* **DATA FOR PROCESSING**
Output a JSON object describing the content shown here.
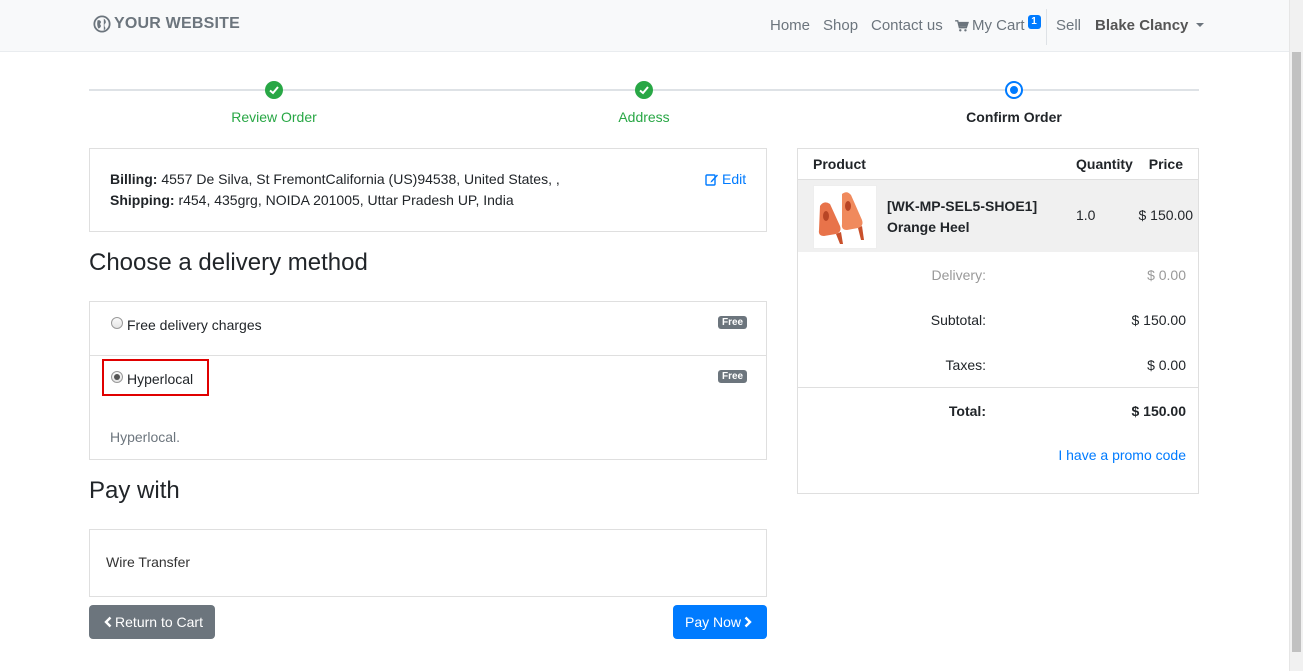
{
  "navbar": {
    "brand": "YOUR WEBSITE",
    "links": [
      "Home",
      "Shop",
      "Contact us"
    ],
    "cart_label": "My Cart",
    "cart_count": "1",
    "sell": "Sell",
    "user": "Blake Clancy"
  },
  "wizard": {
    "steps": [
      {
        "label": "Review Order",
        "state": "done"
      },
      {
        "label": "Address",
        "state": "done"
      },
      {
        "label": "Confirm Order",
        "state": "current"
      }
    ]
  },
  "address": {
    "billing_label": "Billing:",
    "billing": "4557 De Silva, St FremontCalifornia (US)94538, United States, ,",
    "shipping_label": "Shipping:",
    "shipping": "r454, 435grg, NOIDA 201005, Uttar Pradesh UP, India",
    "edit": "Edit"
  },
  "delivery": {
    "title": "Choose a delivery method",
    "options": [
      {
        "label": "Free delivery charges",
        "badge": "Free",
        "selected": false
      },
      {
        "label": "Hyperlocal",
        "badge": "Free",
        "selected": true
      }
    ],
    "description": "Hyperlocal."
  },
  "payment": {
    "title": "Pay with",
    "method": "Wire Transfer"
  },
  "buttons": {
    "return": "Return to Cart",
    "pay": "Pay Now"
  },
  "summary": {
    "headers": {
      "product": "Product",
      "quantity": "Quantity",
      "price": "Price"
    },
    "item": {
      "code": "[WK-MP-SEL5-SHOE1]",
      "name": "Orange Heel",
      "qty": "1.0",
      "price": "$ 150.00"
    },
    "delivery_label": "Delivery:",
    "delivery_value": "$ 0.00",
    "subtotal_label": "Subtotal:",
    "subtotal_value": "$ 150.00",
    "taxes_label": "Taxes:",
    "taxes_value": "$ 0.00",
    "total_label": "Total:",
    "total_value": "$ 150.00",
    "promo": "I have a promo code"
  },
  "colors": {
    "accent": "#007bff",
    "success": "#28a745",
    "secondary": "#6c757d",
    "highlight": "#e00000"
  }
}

* **STATED PROBLEM**
Reproduce all the entries that precede this task, word for word, minus any pictures.

* **REPLY**
Output a JSON object describing the content shown here.
{
  "navbar": {
    "brand": "YOUR WEBSITE",
    "links": [
      "Home",
      "Shop",
      "Contact us"
    ],
    "cart_label": "My Cart",
    "cart_count": "1",
    "sell": "Sell",
    "user": "Blake Clancy"
  },
  "wizard": {
    "steps": [
      {
        "label": "Review Order",
        "state": "done"
      },
      {
        "label": "Address",
        "state": "done"
      },
      {
        "label": "Confirm Order",
        "state": "current"
      }
    ]
  },
  "address": {
    "billing_label": "Billing:",
    "billing": "4557 De Silva, St FremontCalifornia (US)94538, United States, ,",
    "shipping_label": "Shipping:",
    "shipping": "r454, 435grg, NOIDA 201005, Uttar Pradesh UP, India",
    "edit": "Edit"
  },
  "delivery": {
    "title": "Choose a delivery method",
    "options": [
      {
        "label": "Free delivery charges",
        "badge": "Free",
        "selected": false
      },
      {
        "label": "Hyperlocal",
        "badge": "Free",
        "selected": true
      }
    ],
    "description": "Hyperlocal."
  },
  "payment": {
    "title": "Pay with",
    "method": "Wire Transfer"
  },
  "buttons": {
    "return": "Return to Cart",
    "pay": "Pay Now"
  },
  "summary": {
    "headers": {
      "product": "Product",
      "quantity": "Quantity",
      "price": "Price"
    },
    "item": {
      "code": "[WK-MP-SEL5-SHOE1]",
      "name": "Orange Heel",
      "qty": "1.0",
      "price": "$ 150.00"
    },
    "delivery_label": "Delivery:",
    "delivery_value": "$ 0.00",
    "subtotal_label": "Subtotal:",
    "subtotal_value": "$ 150.00",
    "taxes_label": "Taxes:",
    "taxes_value": "$ 0.00",
    "total_label": "Total:",
    "total_value": "$ 150.00",
    "promo": "I have a promo code"
  },
  "colors": {
    "accent": "#007bff",
    "success": "#28a745",
    "secondary": "#6c757d",
    "highlight": "#e00000"
  }
}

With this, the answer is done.